[Dataset entries]
— Start —
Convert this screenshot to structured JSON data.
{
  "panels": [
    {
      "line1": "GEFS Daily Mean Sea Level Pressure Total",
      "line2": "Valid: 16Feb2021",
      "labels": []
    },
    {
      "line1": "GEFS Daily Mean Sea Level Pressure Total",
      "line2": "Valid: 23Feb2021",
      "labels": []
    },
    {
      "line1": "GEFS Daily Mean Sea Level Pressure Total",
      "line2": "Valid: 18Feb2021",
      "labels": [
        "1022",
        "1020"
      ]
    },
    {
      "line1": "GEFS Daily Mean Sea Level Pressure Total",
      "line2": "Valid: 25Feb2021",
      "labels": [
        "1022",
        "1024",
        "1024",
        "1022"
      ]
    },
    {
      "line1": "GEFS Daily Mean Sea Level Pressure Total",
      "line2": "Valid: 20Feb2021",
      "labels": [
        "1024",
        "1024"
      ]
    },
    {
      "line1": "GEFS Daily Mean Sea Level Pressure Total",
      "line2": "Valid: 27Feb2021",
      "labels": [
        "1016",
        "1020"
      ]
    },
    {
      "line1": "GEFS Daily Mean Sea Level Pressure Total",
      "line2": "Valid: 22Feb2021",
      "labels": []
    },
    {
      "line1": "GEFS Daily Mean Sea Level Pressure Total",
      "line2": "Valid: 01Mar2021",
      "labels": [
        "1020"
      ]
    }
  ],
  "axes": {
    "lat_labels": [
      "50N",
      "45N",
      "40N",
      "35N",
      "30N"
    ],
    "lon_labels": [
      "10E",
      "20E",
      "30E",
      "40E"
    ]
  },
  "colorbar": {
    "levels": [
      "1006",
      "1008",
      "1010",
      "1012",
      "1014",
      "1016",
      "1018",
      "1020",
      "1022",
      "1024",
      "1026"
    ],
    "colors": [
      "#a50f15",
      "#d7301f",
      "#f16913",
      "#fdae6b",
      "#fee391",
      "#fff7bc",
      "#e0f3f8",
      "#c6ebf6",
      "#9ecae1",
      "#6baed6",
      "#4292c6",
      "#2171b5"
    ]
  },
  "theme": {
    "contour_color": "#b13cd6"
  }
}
— End —
Problem to work on: Transcribe the entire listing above precisely.

Exercise solution:
Convert this screenshot to structured JSON data.
{
  "panels": [
    {
      "line1": "GEFS Daily Mean Sea Level Pressure Total",
      "line2": "Valid: 16Feb2021",
      "labels": []
    },
    {
      "line1": "GEFS Daily Mean Sea Level Pressure Total",
      "line2": "Valid: 23Feb2021",
      "labels": []
    },
    {
      "line1": "GEFS Daily Mean Sea Level Pressure Total",
      "line2": "Valid: 18Feb2021",
      "labels": [
        "1022",
        "1020"
      ]
    },
    {
      "line1": "GEFS Daily Mean Sea Level Pressure Total",
      "line2": "Valid: 25Feb2021",
      "labels": [
        "1022",
        "1024",
        "1024",
        "1022"
      ]
    },
    {
      "line1": "GEFS Daily Mean Sea Level Pressure Total",
      "line2": "Valid: 20Feb2021",
      "labels": [
        "1024",
        "1024"
      ]
    },
    {
      "line1": "GEFS Daily Mean Sea Level Pressure Total",
      "line2": "Valid: 27Feb2021",
      "labels": [
        "1016",
        "1020"
      ]
    },
    {
      "line1": "GEFS Daily Mean Sea Level Pressure Total",
      "line2": "Valid: 22Feb2021",
      "labels": []
    },
    {
      "line1": "GEFS Daily Mean Sea Level Pressure Total",
      "line2": "Valid: 01Mar2021",
      "labels": [
        "1020"
      ]
    }
  ],
  "axes": {
    "lat_labels": [
      "50N",
      "45N",
      "40N",
      "35N",
      "30N"
    ],
    "lon_labels": [
      "10E",
      "20E",
      "30E",
      "40E"
    ]
  },
  "colorbar": {
    "levels": [
      "1006",
      "1008",
      "1010",
      "1012",
      "1014",
      "1016",
      "1018",
      "1020",
      "1022",
      "1024",
      "1026"
    ],
    "colors": [
      "#a50f15",
      "#d7301f",
      "#f16913",
      "#fdae6b",
      "#fee391",
      "#fff7bc",
      "#e0f3f8",
      "#c6ebf6",
      "#9ecae1",
      "#6baed6",
      "#4292c6",
      "#2171b5"
    ]
  },
  "theme": {
    "contour_color": "#b13cd6"
  }
}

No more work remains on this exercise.